▸ **TASK BRIEF**:
Copy out all of the data exactly as it appears.

[Collected data]
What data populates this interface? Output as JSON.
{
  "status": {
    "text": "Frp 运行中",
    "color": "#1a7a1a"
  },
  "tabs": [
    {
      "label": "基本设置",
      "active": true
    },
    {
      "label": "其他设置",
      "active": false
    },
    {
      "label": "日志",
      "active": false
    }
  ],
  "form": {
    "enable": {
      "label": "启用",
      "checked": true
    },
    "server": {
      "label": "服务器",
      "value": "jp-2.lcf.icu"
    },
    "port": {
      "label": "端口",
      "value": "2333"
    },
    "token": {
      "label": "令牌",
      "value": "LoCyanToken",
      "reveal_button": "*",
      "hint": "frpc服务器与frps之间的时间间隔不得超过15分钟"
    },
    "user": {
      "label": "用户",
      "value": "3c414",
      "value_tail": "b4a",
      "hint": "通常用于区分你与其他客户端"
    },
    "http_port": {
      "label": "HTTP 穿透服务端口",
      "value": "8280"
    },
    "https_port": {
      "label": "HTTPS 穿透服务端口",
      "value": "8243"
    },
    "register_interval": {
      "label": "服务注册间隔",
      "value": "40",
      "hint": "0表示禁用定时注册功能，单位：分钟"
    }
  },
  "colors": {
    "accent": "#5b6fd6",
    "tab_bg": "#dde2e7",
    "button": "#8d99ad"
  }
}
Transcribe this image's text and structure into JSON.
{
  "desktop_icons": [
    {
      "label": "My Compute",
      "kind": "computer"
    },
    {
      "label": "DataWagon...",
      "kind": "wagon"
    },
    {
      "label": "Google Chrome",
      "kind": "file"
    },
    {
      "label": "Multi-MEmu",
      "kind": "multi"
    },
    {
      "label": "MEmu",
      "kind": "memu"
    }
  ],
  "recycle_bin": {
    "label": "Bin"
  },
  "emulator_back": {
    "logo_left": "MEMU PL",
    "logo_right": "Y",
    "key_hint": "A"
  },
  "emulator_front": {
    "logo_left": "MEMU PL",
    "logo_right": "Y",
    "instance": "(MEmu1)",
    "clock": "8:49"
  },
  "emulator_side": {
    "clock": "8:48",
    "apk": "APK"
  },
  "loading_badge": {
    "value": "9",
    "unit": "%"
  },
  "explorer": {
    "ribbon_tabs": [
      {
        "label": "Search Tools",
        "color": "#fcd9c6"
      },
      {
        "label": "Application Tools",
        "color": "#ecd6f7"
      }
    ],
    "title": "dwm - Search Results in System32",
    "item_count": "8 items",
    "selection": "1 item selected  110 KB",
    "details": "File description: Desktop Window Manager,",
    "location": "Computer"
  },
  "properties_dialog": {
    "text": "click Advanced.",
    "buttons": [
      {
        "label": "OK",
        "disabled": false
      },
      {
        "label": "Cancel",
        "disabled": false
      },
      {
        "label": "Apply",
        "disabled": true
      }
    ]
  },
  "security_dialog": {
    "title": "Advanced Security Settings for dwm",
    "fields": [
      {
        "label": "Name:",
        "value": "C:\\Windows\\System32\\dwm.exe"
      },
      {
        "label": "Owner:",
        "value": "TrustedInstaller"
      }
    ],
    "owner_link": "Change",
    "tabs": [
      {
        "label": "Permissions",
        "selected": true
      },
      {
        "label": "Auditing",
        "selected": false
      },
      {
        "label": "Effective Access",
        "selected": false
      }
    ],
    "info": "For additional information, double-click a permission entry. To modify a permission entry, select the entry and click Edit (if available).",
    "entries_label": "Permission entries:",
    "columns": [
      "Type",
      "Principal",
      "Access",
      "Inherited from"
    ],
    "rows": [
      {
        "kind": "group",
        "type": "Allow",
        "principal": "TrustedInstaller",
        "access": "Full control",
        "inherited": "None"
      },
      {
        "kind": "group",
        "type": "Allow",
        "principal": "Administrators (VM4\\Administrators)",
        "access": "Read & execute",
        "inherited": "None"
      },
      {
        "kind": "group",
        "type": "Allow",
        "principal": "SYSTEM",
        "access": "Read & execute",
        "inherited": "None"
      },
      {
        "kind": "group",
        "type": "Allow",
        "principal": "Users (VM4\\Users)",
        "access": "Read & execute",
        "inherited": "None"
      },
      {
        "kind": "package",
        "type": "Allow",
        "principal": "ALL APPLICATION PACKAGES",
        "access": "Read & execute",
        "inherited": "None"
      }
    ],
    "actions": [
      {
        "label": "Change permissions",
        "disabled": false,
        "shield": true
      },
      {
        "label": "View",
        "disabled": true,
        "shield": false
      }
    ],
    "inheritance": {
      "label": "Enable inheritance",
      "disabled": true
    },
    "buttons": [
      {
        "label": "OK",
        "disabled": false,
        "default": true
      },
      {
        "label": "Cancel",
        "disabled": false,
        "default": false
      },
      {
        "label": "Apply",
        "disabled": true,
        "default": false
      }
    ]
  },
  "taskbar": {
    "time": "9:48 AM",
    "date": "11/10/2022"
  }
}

▸ **OUTPUT OF THE TASK**:
What data populates this interface? Output as JSON.
{
  "status": {
    "text": "Frp 运行中",
    "color": "#1a7a1a"
  },
  "tabs": [
    {
      "label": "基本设置",
      "active": true
    },
    {
      "label": "其他设置",
      "active": false
    },
    {
      "label": "日志",
      "active": false
    }
  ],
  "form": {
    "enable": {
      "label": "启用",
      "checked": true
    },
    "server": {
      "label": "服务器",
      "value": "jp-2.lcf.icu"
    },
    "port": {
      "label": "端口",
      "value": "2333"
    },
    "token": {
      "label": "令牌",
      "value": "LoCyanToken",
      "reveal_button": "*",
      "hint": "frpc服务器与frps之间的时间间隔不得超过15分钟"
    },
    "user": {
      "label": "用户",
      "value": "3c414",
      "value_tail": "b4a",
      "hint": "通常用于区分你与其他客户端"
    },
    "http_port": {
      "label": "HTTP 穿透服务端口",
      "value": "8280"
    },
    "https_port": {
      "label": "HTTPS 穿透服务端口",
      "value": "8243"
    },
    "register_interval": {
      "label": "服务注册间隔",
      "value": "40",
      "hint": "0表示禁用定时注册功能，单位：分钟"
    }
  },
  "colors": {
    "accent": "#5b6fd6",
    "tab_bg": "#dde2e7",
    "button": "#8d99ad"
  }
}
Transcribe this image's text and structure into JSON.
{
  "desktop_icons": [
    {
      "label": "My Compute",
      "kind": "computer"
    },
    {
      "label": "DataWagon...",
      "kind": "wagon"
    },
    {
      "label": "Google Chrome",
      "kind": "file"
    },
    {
      "label": "Multi-MEmu",
      "kind": "multi"
    },
    {
      "label": "MEmu",
      "kind": "memu"
    }
  ],
  "recycle_bin": {
    "label": "Bin"
  },
  "emulator_back": {
    "logo_left": "MEMU PL",
    "logo_right": "Y",
    "key_hint": "A"
  },
  "emulator_front": {
    "logo_left": "MEMU PL",
    "logo_right": "Y",
    "instance": "(MEmu1)",
    "clock": "8:49"
  },
  "emulator_side": {
    "clock": "8:48",
    "apk": "APK"
  },
  "loading_badge": {
    "value": "9",
    "unit": "%"
  },
  "explorer": {
    "ribbon_tabs": [
      {
        "label": "Search Tools",
        "color": "#fcd9c6"
      },
      {
        "label": "Application Tools",
        "color": "#ecd6f7"
      }
    ],
    "title": "dwm - Search Results in System32",
    "item_count": "8 items",
    "selection": "1 item selected  110 KB",
    "details": "File description: Desktop Window Manager,",
    "location": "Computer"
  },
  "properties_dialog": {
    "text": "click Advanced.",
    "buttons": [
      {
        "label": "OK",
        "disabled": false
      },
      {
        "label": "Cancel",
        "disabled": false
      },
      {
        "label": "Apply",
        "disabled": true
      }
    ]
  },
  "security_dialog": {
    "title": "Advanced Security Settings for dwm",
    "fields": [
      {
        "label": "Name:",
        "value": "C:\\Windows\\System32\\dwm.exe"
      },
      {
        "label": "Owner:",
        "value": "TrustedInstaller"
      }
    ],
    "owner_link": "Change",
    "tabs": [
      {
        "label": "Permissions",
        "selected": true
      },
      {
        "label": "Auditing",
        "selected": false
      },
      {
        "label": "Effective Access",
        "selected": false
      }
    ],
    "info": "For additional information, double-click a permission entry. To modify a permission entry, select the entry and click Edit (if available).",
    "entries_label": "Permission entries:",
    "columns": [
      "Type",
      "Principal",
      "Access",
      "Inherited from"
    ],
    "rows": [
      {
        "kind": "group",
        "type": "Allow",
        "principal": "TrustedInstaller",
        "access": "Full control",
        "inherited": "None"
      },
      {
        "kind": "group",
        "type": "Allow",
        "principal": "Administrators (VM4\\Administrators)",
        "access": "Read & execute",
        "inherited": "None"
      },
      {
        "kind": "group",
        "type": "Allow",
        "principal": "SYSTEM",
        "access": "Read & execute",
        "inherited": "None"
      },
      {
        "kind": "group",
        "type": "Allow",
        "principal": "Users (VM4\\Users)",
        "access": "Read & execute",
        "inherited": "None"
      },
      {
        "kind": "package",
        "type": "Allow",
        "principal": "ALL APPLICATION PACKAGES",
        "access": "Read & execute",
        "inherited": "None"
      }
    ],
    "actions": [
      {
        "label": "Change permissions",
        "disabled": false,
        "shield": true
      },
      {
        "label": "View",
        "disabled": true,
        "shield": false
      }
    ],
    "inheritance": {
      "label": "Enable inheritance",
      "disabled": true
    },
    "buttons": [
      {
        "label": "OK",
        "disabled": false,
        "default": true
      },
      {
        "label": "Cancel",
        "disabled": false,
        "default": false
      },
      {
        "label": "Apply",
        "disabled": true,
        "default": false
      }
    ]
  },
  "taskbar": {
    "time": "9:48 AM",
    "date": "11/10/2022"
  }
}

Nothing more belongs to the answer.